Extracted records:
※

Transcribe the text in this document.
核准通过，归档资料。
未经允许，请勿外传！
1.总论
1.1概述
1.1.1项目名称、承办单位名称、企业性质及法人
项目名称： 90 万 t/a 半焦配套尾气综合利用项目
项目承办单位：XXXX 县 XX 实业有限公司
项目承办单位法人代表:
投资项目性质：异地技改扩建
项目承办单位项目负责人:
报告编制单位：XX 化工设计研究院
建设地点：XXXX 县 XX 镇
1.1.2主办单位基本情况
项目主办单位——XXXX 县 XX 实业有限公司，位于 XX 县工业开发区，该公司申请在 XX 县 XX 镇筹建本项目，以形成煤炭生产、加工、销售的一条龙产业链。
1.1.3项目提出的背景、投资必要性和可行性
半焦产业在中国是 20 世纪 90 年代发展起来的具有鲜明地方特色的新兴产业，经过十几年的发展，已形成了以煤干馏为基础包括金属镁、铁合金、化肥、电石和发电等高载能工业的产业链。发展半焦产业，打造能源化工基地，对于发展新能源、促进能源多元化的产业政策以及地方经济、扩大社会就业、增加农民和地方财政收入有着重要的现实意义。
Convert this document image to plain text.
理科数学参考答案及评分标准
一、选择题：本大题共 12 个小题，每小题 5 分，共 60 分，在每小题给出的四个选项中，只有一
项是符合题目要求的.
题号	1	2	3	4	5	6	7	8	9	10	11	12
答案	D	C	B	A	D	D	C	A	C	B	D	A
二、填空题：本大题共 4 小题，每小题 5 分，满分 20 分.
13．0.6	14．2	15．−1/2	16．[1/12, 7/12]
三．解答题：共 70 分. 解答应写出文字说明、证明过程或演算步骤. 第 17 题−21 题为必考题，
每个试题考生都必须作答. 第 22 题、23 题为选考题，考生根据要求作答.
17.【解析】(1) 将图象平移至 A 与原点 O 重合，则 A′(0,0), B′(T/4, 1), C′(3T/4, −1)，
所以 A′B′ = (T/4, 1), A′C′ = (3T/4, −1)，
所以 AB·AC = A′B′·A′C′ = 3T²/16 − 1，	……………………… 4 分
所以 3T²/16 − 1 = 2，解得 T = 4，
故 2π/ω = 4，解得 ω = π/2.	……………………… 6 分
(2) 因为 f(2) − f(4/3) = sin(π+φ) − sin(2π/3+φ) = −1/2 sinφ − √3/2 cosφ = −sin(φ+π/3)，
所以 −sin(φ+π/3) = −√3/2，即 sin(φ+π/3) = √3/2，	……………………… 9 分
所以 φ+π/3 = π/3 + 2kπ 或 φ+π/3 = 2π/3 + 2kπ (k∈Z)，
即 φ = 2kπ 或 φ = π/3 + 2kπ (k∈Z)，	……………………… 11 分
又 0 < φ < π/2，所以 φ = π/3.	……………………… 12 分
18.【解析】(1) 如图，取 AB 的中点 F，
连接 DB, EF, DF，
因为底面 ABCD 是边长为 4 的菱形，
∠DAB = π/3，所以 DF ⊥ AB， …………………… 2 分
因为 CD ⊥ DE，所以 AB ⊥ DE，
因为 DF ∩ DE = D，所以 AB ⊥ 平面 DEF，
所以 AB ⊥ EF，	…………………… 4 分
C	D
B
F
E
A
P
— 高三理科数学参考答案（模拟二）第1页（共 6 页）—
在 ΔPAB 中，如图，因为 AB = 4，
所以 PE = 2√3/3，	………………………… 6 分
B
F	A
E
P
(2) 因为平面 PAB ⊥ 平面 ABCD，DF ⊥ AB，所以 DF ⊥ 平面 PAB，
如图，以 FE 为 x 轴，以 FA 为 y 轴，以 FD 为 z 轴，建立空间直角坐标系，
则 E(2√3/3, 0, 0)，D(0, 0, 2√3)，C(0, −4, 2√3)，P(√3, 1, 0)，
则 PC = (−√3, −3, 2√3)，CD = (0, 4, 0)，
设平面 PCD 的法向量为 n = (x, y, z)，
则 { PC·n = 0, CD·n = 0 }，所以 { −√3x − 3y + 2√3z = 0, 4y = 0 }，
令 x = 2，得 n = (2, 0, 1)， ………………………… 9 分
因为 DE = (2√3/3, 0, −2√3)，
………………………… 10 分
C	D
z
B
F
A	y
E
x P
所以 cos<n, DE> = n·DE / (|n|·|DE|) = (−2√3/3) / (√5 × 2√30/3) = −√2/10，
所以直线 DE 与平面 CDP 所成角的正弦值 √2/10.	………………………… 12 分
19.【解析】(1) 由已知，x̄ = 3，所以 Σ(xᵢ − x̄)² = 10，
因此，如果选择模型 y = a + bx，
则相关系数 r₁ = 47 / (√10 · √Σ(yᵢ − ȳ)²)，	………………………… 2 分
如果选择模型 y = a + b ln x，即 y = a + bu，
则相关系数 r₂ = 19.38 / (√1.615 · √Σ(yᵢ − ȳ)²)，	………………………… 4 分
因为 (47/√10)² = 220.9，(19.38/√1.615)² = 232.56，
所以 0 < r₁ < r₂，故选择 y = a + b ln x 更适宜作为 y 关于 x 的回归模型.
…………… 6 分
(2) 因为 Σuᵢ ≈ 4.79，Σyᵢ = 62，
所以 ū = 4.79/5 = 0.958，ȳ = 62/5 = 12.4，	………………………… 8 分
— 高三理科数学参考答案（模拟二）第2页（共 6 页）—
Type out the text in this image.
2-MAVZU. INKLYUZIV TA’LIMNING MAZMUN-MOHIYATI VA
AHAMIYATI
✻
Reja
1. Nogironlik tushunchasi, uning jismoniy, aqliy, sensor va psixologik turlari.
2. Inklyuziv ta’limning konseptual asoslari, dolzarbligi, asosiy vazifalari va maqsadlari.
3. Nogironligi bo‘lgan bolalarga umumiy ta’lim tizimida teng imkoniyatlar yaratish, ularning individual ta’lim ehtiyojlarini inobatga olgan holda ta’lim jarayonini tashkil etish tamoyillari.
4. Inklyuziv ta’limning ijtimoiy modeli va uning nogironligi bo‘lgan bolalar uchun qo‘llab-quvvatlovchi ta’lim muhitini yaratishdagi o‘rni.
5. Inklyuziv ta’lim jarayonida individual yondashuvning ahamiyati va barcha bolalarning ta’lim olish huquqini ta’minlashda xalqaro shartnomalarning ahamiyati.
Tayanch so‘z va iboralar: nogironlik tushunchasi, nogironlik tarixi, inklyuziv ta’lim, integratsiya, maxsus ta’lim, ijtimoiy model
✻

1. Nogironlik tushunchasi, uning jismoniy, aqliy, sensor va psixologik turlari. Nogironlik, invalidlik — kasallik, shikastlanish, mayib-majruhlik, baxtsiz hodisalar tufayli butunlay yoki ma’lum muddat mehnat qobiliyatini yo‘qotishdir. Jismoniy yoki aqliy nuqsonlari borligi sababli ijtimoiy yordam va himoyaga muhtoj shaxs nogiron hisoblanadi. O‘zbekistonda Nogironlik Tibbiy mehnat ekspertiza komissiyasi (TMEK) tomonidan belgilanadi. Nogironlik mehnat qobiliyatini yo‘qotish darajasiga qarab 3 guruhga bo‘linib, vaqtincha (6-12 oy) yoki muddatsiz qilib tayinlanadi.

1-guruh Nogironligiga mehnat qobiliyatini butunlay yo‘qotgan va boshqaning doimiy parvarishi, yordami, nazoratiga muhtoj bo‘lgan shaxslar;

※

Pull out all lines from the listing that contain the string "lgan".

3. Nogironligi bo‘lgan bolalarga umumiy ta’lim tizimida teng imkoniyatlar yaratish, ularning individual ta’lim ehtiyojlarini inobatga olgan holda ta’lim jarayonini tashkil etish tamoyillari.
4. Inklyuziv ta’limning ijtimoiy modeli va uning nogironligi bo‘lgan bolalar uchun qo‘llab-quvvatlovchi ta’lim muhitini yaratishdagi o‘rni.
1-guruh Nogironligiga mehnat qobiliyatini butunlay yo‘qotgan va boshqaning doimiy parvarishi, yordami, nazoratiga muhtoj bo‘lgan shaxslar;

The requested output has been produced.